Without the pictures, set down the records below word for word.
****
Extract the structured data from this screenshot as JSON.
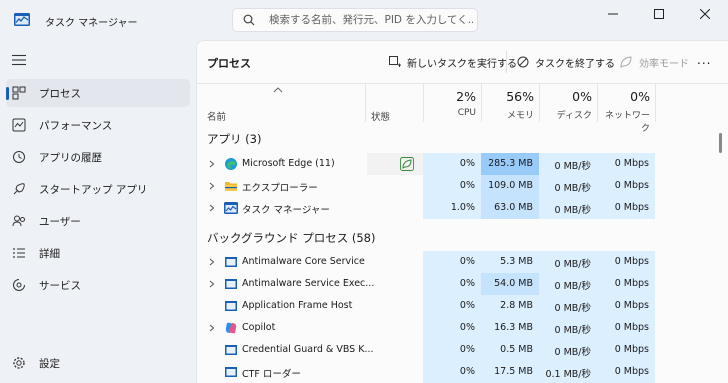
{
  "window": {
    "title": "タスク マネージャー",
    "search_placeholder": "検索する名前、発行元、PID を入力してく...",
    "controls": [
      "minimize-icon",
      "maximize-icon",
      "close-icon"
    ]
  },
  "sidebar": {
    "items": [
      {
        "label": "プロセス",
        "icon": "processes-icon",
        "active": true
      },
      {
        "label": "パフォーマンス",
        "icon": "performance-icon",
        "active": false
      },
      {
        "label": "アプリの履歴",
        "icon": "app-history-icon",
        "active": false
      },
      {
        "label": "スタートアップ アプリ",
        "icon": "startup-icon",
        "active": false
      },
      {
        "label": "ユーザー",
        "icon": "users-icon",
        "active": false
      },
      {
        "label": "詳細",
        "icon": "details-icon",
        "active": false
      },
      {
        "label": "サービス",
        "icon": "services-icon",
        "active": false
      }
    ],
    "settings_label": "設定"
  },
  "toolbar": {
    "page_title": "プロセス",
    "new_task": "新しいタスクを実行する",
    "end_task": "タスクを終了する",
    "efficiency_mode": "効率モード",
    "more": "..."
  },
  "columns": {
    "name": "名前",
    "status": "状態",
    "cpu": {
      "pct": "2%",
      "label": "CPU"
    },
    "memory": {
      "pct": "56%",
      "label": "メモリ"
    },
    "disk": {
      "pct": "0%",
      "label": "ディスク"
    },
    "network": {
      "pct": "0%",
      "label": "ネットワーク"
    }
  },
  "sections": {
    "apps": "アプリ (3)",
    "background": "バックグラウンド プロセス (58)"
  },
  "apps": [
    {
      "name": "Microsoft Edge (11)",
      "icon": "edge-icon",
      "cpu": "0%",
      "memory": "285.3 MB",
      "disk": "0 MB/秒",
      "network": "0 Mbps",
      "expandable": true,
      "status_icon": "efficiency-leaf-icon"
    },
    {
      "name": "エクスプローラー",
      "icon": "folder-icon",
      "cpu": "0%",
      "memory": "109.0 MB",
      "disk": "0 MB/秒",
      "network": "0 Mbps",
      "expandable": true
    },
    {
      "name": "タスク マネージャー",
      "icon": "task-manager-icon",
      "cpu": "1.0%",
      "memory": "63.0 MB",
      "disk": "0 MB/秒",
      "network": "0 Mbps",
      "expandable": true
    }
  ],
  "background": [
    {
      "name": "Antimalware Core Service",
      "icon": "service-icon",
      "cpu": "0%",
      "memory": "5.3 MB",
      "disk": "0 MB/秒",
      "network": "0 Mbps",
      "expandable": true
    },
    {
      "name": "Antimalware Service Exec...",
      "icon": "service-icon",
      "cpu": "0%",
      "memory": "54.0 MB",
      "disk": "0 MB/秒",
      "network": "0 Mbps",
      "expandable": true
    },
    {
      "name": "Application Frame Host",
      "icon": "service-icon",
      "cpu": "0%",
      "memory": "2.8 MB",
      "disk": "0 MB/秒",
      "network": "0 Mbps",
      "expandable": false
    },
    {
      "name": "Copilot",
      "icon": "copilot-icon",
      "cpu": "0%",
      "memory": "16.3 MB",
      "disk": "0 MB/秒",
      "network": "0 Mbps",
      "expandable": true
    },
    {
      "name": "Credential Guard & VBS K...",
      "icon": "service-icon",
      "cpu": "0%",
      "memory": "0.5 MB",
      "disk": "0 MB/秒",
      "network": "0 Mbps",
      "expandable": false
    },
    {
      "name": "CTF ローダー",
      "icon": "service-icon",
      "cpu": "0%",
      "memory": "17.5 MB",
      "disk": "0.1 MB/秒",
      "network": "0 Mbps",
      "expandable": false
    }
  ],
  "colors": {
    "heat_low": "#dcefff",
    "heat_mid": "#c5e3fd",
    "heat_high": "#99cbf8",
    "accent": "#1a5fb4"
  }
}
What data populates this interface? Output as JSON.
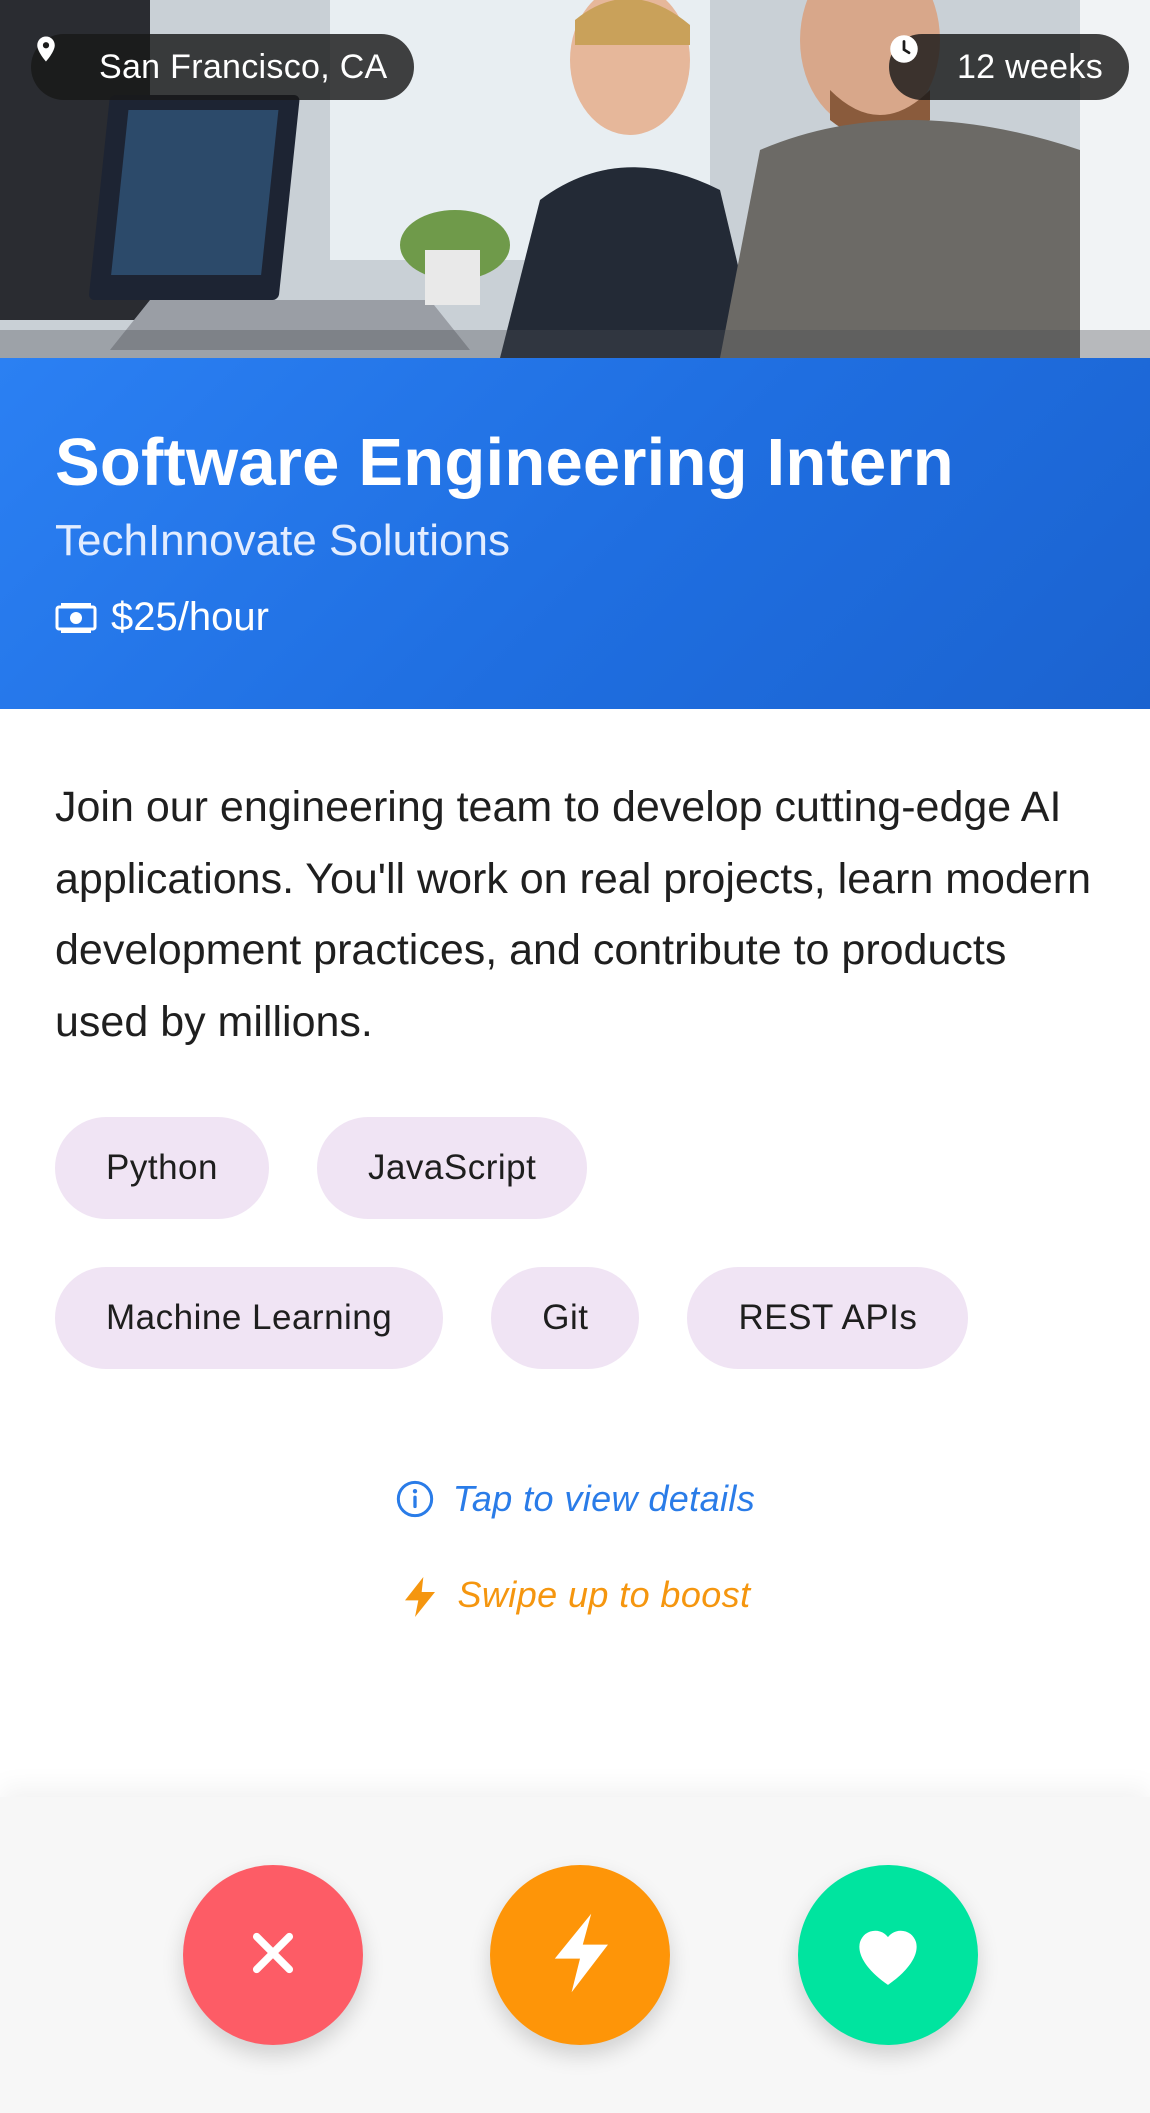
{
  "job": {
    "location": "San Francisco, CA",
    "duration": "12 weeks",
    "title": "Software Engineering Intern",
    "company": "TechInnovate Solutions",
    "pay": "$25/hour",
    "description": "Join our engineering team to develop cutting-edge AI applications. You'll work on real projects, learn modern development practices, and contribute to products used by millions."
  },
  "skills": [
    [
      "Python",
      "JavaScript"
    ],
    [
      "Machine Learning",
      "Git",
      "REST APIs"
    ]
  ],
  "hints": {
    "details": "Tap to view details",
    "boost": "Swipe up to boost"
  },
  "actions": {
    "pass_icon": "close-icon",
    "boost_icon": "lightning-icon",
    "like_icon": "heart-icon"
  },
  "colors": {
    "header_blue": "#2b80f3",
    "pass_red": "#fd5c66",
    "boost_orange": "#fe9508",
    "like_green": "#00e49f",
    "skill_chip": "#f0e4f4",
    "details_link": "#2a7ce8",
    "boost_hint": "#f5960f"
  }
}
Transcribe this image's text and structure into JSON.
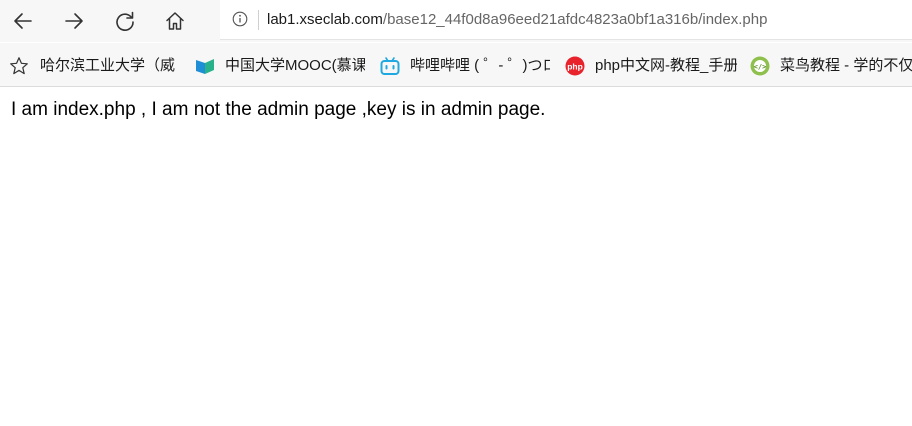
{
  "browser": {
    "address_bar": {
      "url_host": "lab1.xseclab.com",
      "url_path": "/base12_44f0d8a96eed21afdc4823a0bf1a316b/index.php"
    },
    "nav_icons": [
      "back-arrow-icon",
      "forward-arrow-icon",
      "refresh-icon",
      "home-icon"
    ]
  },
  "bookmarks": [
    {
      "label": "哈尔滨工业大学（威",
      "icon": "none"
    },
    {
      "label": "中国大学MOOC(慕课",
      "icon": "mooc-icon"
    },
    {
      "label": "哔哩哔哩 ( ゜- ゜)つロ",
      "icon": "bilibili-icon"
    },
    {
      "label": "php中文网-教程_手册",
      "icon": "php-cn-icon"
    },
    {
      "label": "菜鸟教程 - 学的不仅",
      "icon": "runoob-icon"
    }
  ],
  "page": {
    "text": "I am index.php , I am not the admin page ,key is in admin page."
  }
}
****
Expected answer:
Extract the structured data from this screenshot as JSON.
{
  "window": {
    "title": "タスク マネージャー",
    "search_placeholder": "検索する名前、発行元、PID を入力してく...",
    "controls": [
      "minimize-icon",
      "maximize-icon",
      "close-icon"
    ]
  },
  "sidebar": {
    "items": [
      {
        "label": "プロセス",
        "icon": "processes-icon",
        "active": true
      },
      {
        "label": "パフォーマンス",
        "icon": "performance-icon",
        "active": false
      },
      {
        "label": "アプリの履歴",
        "icon": "app-history-icon",
        "active": false
      },
      {
        "label": "スタートアップ アプリ",
        "icon": "startup-icon",
        "active": false
      },
      {
        "label": "ユーザー",
        "icon": "users-icon",
        "active": false
      },
      {
        "label": "詳細",
        "icon": "details-icon",
        "active": false
      },
      {
        "label": "サービス",
        "icon": "services-icon",
        "active": false
      }
    ],
    "settings_label": "設定"
  },
  "toolbar": {
    "page_title": "プロセス",
    "new_task": "新しいタスクを実行する",
    "end_task": "タスクを終了する",
    "efficiency_mode": "効率モード",
    "more": "..."
  },
  "columns": {
    "name": "名前",
    "status": "状態",
    "cpu": {
      "pct": "2%",
      "label": "CPU"
    },
    "memory": {
      "pct": "56%",
      "label": "メモリ"
    },
    "disk": {
      "pct": "0%",
      "label": "ディスク"
    },
    "network": {
      "pct": "0%",
      "label": "ネットワーク"
    }
  },
  "sections": {
    "apps": "アプリ (3)",
    "background": "バックグラウンド プロセス (58)"
  },
  "apps": [
    {
      "name": "Microsoft Edge (11)",
      "icon": "edge-icon",
      "cpu": "0%",
      "memory": "285.3 MB",
      "disk": "0 MB/秒",
      "network": "0 Mbps",
      "expandable": true,
      "status_icon": "efficiency-leaf-icon"
    },
    {
      "name": "エクスプローラー",
      "icon": "folder-icon",
      "cpu": "0%",
      "memory": "109.0 MB",
      "disk": "0 MB/秒",
      "network": "0 Mbps",
      "expandable": true
    },
    {
      "name": "タスク マネージャー",
      "icon": "task-manager-icon",
      "cpu": "1.0%",
      "memory": "63.0 MB",
      "disk": "0 MB/秒",
      "network": "0 Mbps",
      "expandable": true
    }
  ],
  "background": [
    {
      "name": "Antimalware Core Service",
      "icon": "service-icon",
      "cpu": "0%",
      "memory": "5.3 MB",
      "disk": "0 MB/秒",
      "network": "0 Mbps",
      "expandable": true
    },
    {
      "name": "Antimalware Service Exec...",
      "icon": "service-icon",
      "cpu": "0%",
      "memory": "54.0 MB",
      "disk": "0 MB/秒",
      "network": "0 Mbps",
      "expandable": true
    },
    {
      "name": "Application Frame Host",
      "icon": "service-icon",
      "cpu": "0%",
      "memory": "2.8 MB",
      "disk": "0 MB/秒",
      "network": "0 Mbps",
      "expandable": false
    },
    {
      "name": "Copilot",
      "icon": "copilot-icon",
      "cpu": "0%",
      "memory": "16.3 MB",
      "disk": "0 MB/秒",
      "network": "0 Mbps",
      "expandable": true
    },
    {
      "name": "Credential Guard & VBS K...",
      "icon": "service-icon",
      "cpu": "0%",
      "memory": "0.5 MB",
      "disk": "0 MB/秒",
      "network": "0 Mbps",
      "expandable": false
    },
    {
      "name": "CTF ローダー",
      "icon": "service-icon",
      "cpu": "0%",
      "memory": "17.5 MB",
      "disk": "0.1 MB/秒",
      "network": "0 Mbps",
      "expandable": false
    }
  ],
  "colors": {
    "heat_low": "#dcefff",
    "heat_mid": "#c5e3fd",
    "heat_high": "#99cbf8",
    "accent": "#1a5fb4"
  }
}
What data populates this interface? Output as JSON.
{
  "job": {
    "location": "San Francisco, CA",
    "duration": "12 weeks",
    "title": "Software Engineering Intern",
    "company": "TechInnovate Solutions",
    "pay": "$25/hour",
    "description": "Join our engineering team to develop cutting-edge AI applications. You'll work on real projects, learn modern development practices, and contribute to products used by millions."
  },
  "skills": [
    [
      "Python",
      "JavaScript"
    ],
    [
      "Machine Learning",
      "Git",
      "REST APIs"
    ]
  ],
  "hints": {
    "details": "Tap to view details",
    "boost": "Swipe up to boost"
  },
  "actions": {
    "pass_icon": "close-icon",
    "boost_icon": "lightning-icon",
    "like_icon": "heart-icon"
  },
  "colors": {
    "header_blue": "#2b80f3",
    "pass_red": "#fd5c66",
    "boost_orange": "#fe9508",
    "like_green": "#00e49f",
    "skill_chip": "#f0e4f4",
    "details_link": "#2a7ce8",
    "boost_hint": "#f5960f"
  }
}
Transcribe this image's text and structure into JSON.
{
  "browser": {
    "address_bar": {
      "url_host": "lab1.xseclab.com",
      "url_path": "/base12_44f0d8a96eed21afdc4823a0bf1a316b/index.php"
    },
    "nav_icons": [
      "back-arrow-icon",
      "forward-arrow-icon",
      "refresh-icon",
      "home-icon"
    ]
  },
  "bookmarks": [
    {
      "label": "哈尔滨工业大学（威",
      "icon": "none"
    },
    {
      "label": "中国大学MOOC(慕课",
      "icon": "mooc-icon"
    },
    {
      "label": "哔哩哔哩 ( ゜- ゜)つロ",
      "icon": "bilibili-icon"
    },
    {
      "label": "php中文网-教程_手册",
      "icon": "php-cn-icon"
    },
    {
      "label": "菜鸟教程 - 学的不仅",
      "icon": "runoob-icon"
    }
  ],
  "page": {
    "text": "I am index.php , I am not the admin page ,key is in admin page."
  }
}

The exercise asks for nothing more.